*PROBLEM REQUIREMENTS*
Write out each record again exactly as it stands.
[begin DATA SUPPLIED]
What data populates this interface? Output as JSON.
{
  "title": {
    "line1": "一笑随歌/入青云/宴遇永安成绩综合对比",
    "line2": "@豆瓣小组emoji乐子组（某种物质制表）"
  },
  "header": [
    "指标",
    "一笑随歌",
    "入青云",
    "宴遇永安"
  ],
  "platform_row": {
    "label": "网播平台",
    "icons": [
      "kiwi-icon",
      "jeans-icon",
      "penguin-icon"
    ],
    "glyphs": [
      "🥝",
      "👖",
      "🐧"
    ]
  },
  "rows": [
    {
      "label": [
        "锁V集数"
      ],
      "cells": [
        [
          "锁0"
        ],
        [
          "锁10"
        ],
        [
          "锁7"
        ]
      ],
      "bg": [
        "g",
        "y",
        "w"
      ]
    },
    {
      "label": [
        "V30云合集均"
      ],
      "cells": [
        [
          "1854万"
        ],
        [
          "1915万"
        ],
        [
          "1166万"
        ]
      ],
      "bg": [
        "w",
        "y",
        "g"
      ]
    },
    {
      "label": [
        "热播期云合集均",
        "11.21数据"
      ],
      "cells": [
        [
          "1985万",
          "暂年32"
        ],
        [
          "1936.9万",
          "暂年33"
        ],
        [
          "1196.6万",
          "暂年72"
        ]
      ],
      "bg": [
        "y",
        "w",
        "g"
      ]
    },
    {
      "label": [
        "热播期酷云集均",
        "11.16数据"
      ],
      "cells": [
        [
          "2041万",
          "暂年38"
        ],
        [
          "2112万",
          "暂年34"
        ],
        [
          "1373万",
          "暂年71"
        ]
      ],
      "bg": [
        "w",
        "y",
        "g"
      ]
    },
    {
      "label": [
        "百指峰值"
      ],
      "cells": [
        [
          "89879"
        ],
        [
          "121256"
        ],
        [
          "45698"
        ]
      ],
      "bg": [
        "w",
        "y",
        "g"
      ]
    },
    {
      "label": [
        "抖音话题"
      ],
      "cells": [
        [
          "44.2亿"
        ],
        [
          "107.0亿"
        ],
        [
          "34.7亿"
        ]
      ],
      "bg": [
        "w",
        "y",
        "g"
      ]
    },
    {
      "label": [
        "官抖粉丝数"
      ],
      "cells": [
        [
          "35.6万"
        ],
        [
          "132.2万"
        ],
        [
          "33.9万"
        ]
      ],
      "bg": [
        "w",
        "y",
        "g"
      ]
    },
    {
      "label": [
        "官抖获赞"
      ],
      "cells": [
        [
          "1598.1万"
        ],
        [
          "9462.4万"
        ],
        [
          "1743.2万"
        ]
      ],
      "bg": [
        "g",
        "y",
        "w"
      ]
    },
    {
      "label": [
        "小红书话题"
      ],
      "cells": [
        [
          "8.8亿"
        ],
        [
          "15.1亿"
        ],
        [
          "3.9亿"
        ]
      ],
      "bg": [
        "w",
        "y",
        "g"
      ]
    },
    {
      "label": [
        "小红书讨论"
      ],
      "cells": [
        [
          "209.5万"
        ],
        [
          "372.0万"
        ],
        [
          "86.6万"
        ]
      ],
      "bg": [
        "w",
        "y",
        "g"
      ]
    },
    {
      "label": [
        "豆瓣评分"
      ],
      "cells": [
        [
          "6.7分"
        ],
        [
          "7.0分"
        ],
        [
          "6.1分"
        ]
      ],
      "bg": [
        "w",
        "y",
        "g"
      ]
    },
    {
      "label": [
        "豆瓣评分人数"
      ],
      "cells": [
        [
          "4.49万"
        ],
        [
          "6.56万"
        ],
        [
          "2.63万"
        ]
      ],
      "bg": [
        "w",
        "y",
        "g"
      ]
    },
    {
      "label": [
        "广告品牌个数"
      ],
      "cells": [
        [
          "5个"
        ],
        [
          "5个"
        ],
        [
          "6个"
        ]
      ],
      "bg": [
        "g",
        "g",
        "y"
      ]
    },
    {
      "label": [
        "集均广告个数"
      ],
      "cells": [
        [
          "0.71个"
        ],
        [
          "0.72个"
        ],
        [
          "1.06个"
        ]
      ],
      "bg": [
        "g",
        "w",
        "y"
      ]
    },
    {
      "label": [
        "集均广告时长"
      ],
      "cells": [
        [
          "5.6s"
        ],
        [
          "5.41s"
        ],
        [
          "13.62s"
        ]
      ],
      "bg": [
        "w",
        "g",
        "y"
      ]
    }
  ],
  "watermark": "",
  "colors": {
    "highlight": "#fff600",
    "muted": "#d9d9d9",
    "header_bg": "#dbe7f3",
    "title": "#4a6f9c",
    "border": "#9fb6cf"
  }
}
[end DATA SUPPLIED]
*EXERCISE RESULT*
What data populates this interface? Output as JSON.
{
  "title": {
    "line1": "一笑随歌/入青云/宴遇永安成绩综合对比",
    "line2": "@豆瓣小组emoji乐子组（某种物质制表）"
  },
  "header": [
    "指标",
    "一笑随歌",
    "入青云",
    "宴遇永安"
  ],
  "platform_row": {
    "label": "网播平台",
    "icons": [
      "kiwi-icon",
      "jeans-icon",
      "penguin-icon"
    ],
    "glyphs": [
      "🥝",
      "👖",
      "🐧"
    ]
  },
  "rows": [
    {
      "label": [
        "锁V集数"
      ],
      "cells": [
        [
          "锁0"
        ],
        [
          "锁10"
        ],
        [
          "锁7"
        ]
      ],
      "bg": [
        "g",
        "y",
        "w"
      ]
    },
    {
      "label": [
        "V30云合集均"
      ],
      "cells": [
        [
          "1854万"
        ],
        [
          "1915万"
        ],
        [
          "1166万"
        ]
      ],
      "bg": [
        "w",
        "y",
        "g"
      ]
    },
    {
      "label": [
        "热播期云合集均",
        "11.21数据"
      ],
      "cells": [
        [
          "1985万",
          "暂年32"
        ],
        [
          "1936.9万",
          "暂年33"
        ],
        [
          "1196.6万",
          "暂年72"
        ]
      ],
      "bg": [
        "y",
        "w",
        "g"
      ]
    },
    {
      "label": [
        "热播期酷云集均",
        "11.16数据"
      ],
      "cells": [
        [
          "2041万",
          "暂年38"
        ],
        [
          "2112万",
          "暂年34"
        ],
        [
          "1373万",
          "暂年71"
        ]
      ],
      "bg": [
        "w",
        "y",
        "g"
      ]
    },
    {
      "label": [
        "百指峰值"
      ],
      "cells": [
        [
          "89879"
        ],
        [
          "121256"
        ],
        [
          "45698"
        ]
      ],
      "bg": [
        "w",
        "y",
        "g"
      ]
    },
    {
      "label": [
        "抖音话题"
      ],
      "cells": [
        [
          "44.2亿"
        ],
        [
          "107.0亿"
        ],
        [
          "34.7亿"
        ]
      ],
      "bg": [
        "w",
        "y",
        "g"
      ]
    },
    {
      "label": [
        "官抖粉丝数"
      ],
      "cells": [
        [
          "35.6万"
        ],
        [
          "132.2万"
        ],
        [
          "33.9万"
        ]
      ],
      "bg": [
        "w",
        "y",
        "g"
      ]
    },
    {
      "label": [
        "官抖获赞"
      ],
      "cells": [
        [
          "1598.1万"
        ],
        [
          "9462.4万"
        ],
        [
          "1743.2万"
        ]
      ],
      "bg": [
        "g",
        "y",
        "w"
      ]
    },
    {
      "label": [
        "小红书话题"
      ],
      "cells": [
        [
          "8.8亿"
        ],
        [
          "15.1亿"
        ],
        [
          "3.9亿"
        ]
      ],
      "bg": [
        "w",
        "y",
        "g"
      ]
    },
    {
      "label": [
        "小红书讨论"
      ],
      "cells": [
        [
          "209.5万"
        ],
        [
          "372.0万"
        ],
        [
          "86.6万"
        ]
      ],
      "bg": [
        "w",
        "y",
        "g"
      ]
    },
    {
      "label": [
        "豆瓣评分"
      ],
      "cells": [
        [
          "6.7分"
        ],
        [
          "7.0分"
        ],
        [
          "6.1分"
        ]
      ],
      "bg": [
        "w",
        "y",
        "g"
      ]
    },
    {
      "label": [
        "豆瓣评分人数"
      ],
      "cells": [
        [
          "4.49万"
        ],
        [
          "6.56万"
        ],
        [
          "2.63万"
        ]
      ],
      "bg": [
        "w",
        "y",
        "g"
      ]
    },
    {
      "label": [
        "广告品牌个数"
      ],
      "cells": [
        [
          "5个"
        ],
        [
          "5个"
        ],
        [
          "6个"
        ]
      ],
      "bg": [
        "g",
        "g",
        "y"
      ]
    },
    {
      "label": [
        "集均广告个数"
      ],
      "cells": [
        [
          "0.71个"
        ],
        [
          "0.72个"
        ],
        [
          "1.06个"
        ]
      ],
      "bg": [
        "g",
        "w",
        "y"
      ]
    },
    {
      "label": [
        "集均广告时长"
      ],
      "cells": [
        [
          "5.6s"
        ],
        [
          "5.41s"
        ],
        [
          "13.62s"
        ]
      ],
      "bg": [
        "w",
        "g",
        "y"
      ]
    }
  ],
  "watermark": "",
  "colors": {
    "highlight": "#fff600",
    "muted": "#d9d9d9",
    "header_bg": "#dbe7f3",
    "title": "#4a6f9c",
    "border": "#9fb6cf"
  }
}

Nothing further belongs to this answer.